It was great magazine writing, full of facts and figures and expert analysis, but always delivered with Abbey's characteristic exuberance: "Santa Fe is making a liar out of whoever it was who said the railroad industry is not modern. Indeed, John Santa Fe runs probably the most progressive railroad in the country. Its operations set the standard for modernity; its thinking is fresh and relatively unfettered by tradition. It dwells not, principally, in the criticisms of declining patronage, government regulation and subsidized competition which typify many roads old enough to know better, but looks forward to extending itself with new trains, new territories, new ways to greater efficiency." If Abbey's copy sounds a bit like a public relations man's dream, then that might say something about the career direction the author was headed. In fact, "Super Railroad" was very nearly Abbey's swan song at Trains. The February 1954 issue one month later would be the last with his name on the masthead. But not before he had the chance to make good for his favorite railroad.

CHAPTER 2

THE TRAINS MAGAZINE YEARS

WALLY ABBEY ARRIVED AT AL KALMBACH'S SMALL BUT GROWING publishing company in the summer of 1950, reporting for work at the firm's stolid old eight-story building on the northwest fringe of downtown Milwaukee. His timing couldn't have been better, both for himself and for the magazine staff he was joining.

By 1950, Trains was at a crossroads. Launched by Kalmbach ten years earlier out of sheer passion and contrary to good business advice, the magazine's first few years nonetheless were a sensation. It tapped directly into a market of railroad enthusiasts hungry for something that treated its subject with intelligence and craft. In his first message to readers in November 1940, Al Kalmbach even named National Geographic as his standard. Trains would be a literate magazine, printed on slick paper and illustrated with the best photographs. In the immediate postwar years, its circulation surged.

But by the end of its first decade, Trains' fortunes stalled. The reason was obvious to anyone who came trackside to watch trains: the steam locomotive was disappearing. Always railroading's central object of affection, steam had defined America's romance with the industry for more than a century. By 1950 the barking, hissing, whistling engines of songs and novels and movies were giving way rapidly to mass-produced and decidedly unromantic diesels.

Abbey loved steam, but mostly he loved railroading, in all its forms, and as a professional journalist he was determined to tell good stories, steam engines or no steam engines. It helped that he was coming to a staff loaded with comparable talent. Abbey's name first appeared on the Trains masthead in the September 1950 issue, joining David P. Morgan and Rosemary Entringer among the small corps of associate editors working for then editor Willard V. Anderson.

▶ Dataset extract:
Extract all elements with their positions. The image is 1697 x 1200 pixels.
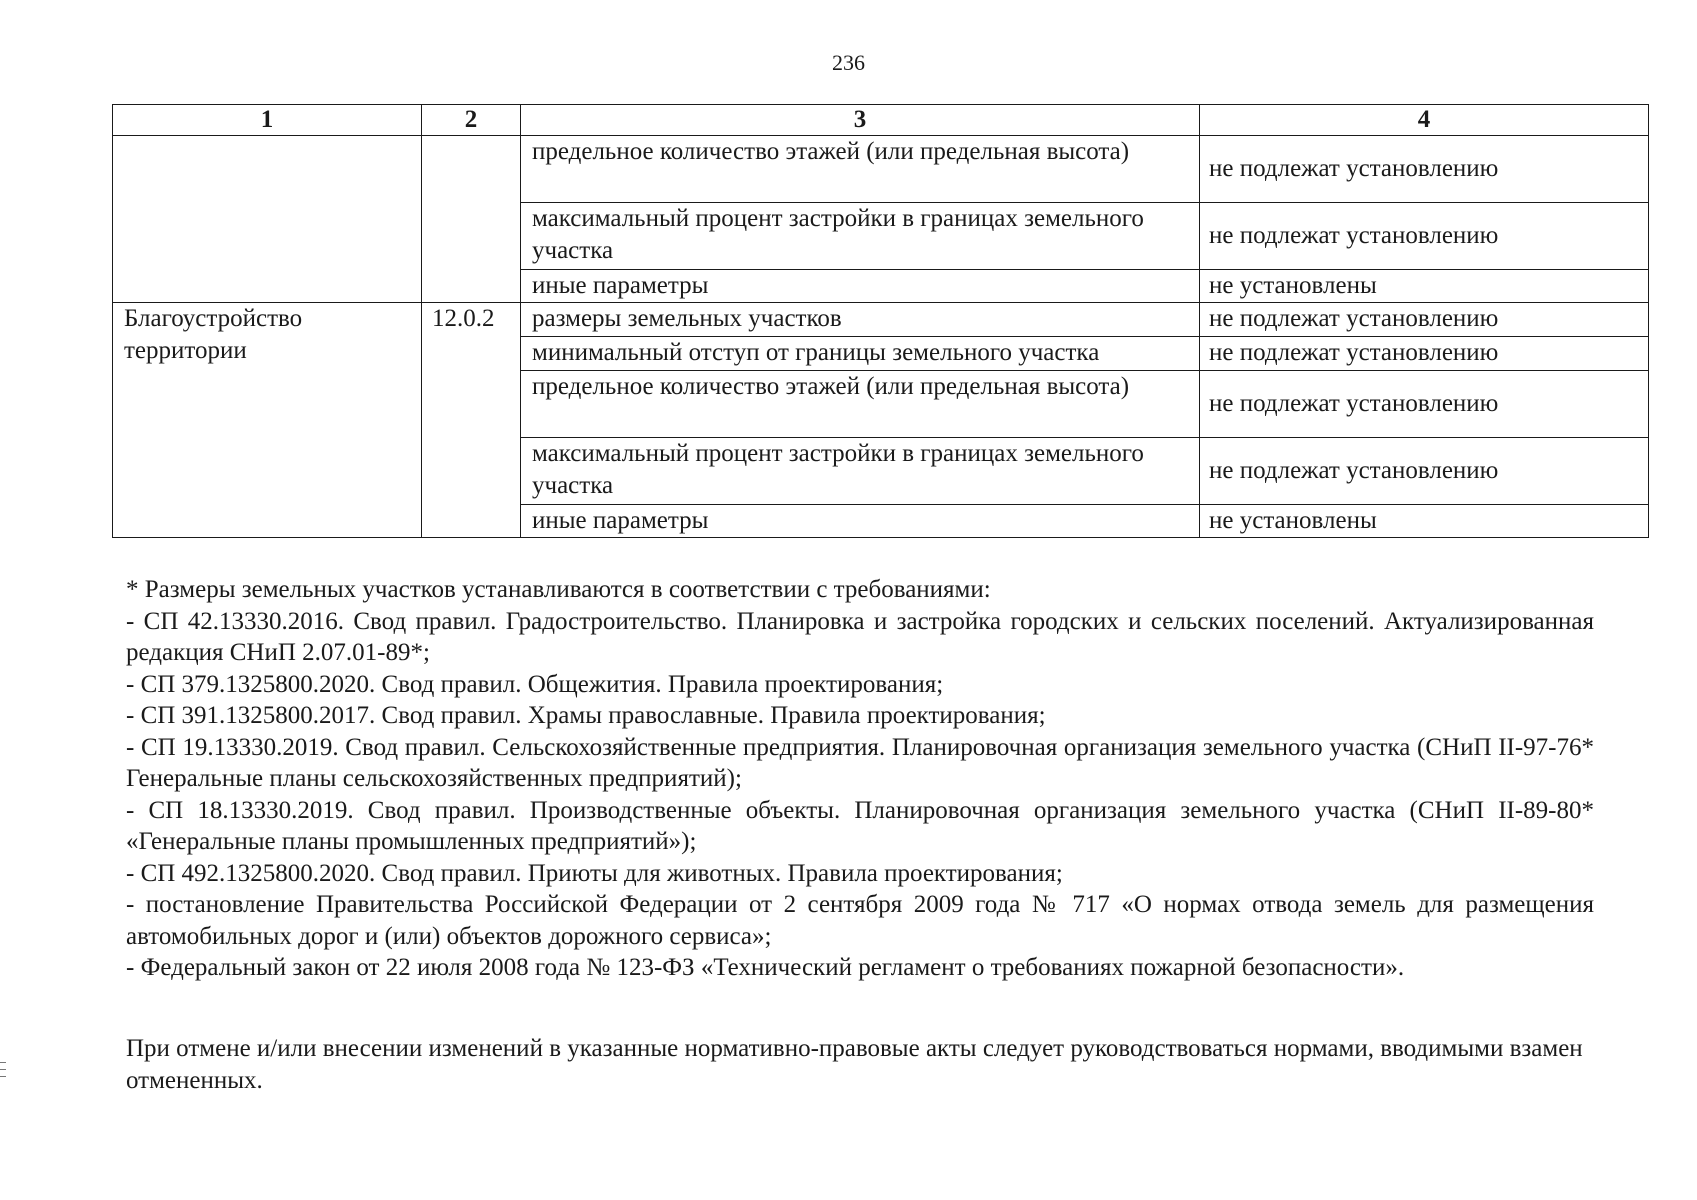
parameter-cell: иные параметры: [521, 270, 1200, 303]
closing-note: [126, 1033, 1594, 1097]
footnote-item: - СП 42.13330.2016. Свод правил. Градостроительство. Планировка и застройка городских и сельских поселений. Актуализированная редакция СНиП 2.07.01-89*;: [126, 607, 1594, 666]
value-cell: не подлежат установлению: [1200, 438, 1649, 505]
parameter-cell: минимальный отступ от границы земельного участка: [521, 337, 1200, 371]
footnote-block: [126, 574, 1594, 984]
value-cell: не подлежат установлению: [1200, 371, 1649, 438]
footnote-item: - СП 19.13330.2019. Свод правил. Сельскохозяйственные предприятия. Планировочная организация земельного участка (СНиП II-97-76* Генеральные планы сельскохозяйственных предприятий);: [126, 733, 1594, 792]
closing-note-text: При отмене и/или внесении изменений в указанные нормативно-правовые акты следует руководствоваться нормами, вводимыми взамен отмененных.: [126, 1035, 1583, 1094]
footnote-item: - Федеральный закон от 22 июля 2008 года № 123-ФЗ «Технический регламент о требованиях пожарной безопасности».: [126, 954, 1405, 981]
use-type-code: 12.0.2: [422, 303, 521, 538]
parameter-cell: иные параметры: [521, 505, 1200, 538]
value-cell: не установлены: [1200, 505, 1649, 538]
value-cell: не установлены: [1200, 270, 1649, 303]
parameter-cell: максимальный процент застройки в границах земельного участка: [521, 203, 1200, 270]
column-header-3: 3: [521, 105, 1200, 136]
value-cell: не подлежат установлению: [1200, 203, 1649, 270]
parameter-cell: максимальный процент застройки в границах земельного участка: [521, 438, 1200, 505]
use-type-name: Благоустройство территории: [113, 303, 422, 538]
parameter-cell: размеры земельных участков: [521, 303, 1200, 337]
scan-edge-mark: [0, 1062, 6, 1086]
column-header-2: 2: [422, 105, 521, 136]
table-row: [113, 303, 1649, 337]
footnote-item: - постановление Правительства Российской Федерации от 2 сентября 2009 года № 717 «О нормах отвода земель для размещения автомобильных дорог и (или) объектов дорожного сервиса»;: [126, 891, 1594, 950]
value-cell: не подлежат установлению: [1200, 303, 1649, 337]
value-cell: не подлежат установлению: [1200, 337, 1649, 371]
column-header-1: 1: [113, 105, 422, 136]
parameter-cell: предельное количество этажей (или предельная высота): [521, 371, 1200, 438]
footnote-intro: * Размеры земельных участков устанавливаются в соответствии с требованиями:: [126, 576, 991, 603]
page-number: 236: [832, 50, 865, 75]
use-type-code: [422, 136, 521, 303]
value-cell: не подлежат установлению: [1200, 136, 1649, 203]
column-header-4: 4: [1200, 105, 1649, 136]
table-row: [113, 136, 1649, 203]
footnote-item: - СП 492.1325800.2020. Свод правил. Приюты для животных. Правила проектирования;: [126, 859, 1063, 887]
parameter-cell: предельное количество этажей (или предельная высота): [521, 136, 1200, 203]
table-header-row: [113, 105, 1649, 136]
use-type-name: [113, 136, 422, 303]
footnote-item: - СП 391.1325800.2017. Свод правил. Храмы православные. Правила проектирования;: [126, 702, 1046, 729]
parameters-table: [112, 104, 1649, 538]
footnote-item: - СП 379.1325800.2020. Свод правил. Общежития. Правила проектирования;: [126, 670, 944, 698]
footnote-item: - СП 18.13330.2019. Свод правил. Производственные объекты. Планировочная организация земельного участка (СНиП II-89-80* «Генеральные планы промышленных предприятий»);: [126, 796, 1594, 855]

▶ Given task 1:
Using the excerpt about Trains magazine, answer these:
(a) Which issue was the last one with Abbey's name on the masthead?
(b) In what season and year did Abbey arrive at Al Kalmbach's publishing company?
(c) Which magazine did Al Kalmbach name as his standard in his first message to readers?
▶ Given task 2: Format part of the records as a Markdown table with the columns Row and Record. Start at the line that contains "parameter-cell: иные параметры: [521, 270, 1200, 303]", end at the line that contains "value-cell: не подлежат установлению: [1200, 371, 1649, 438]", number each line, and leave out blank lines.

▶ Expected answer 1:
(a) The February 1954 issue.
(b) The summer of 1950.
(c) National Geographic.

▶ Expected answer 2:
| Row | Record |
|---|---|
| 1 | parameter-cell: иные параметры: [521, 270, 1200, 303] |
| 2 | closing-note: [126, 1033, 1594, 1097] |
| 3 | footnote-item: - СП 42.13330.2016. Свод правил. Градостроительство. Планировка и застройка городских и сельских поселений. Актуализированная редакция СНиП 2.07.01-89*;: [126, 607, 1594, 666] |
| 4 | value-cell: не подлежат установлению: [1200, 438, 1649, 505] |
| 5 | parameter-cell: минимальный отступ от границы земельного участка: [521, 337, 1200, 371] |
| 6 | footnote-block: [126, 574, 1594, 984] |
| 7 | value-cell: не подлежат установлению: [1200, 371, 1649, 438] |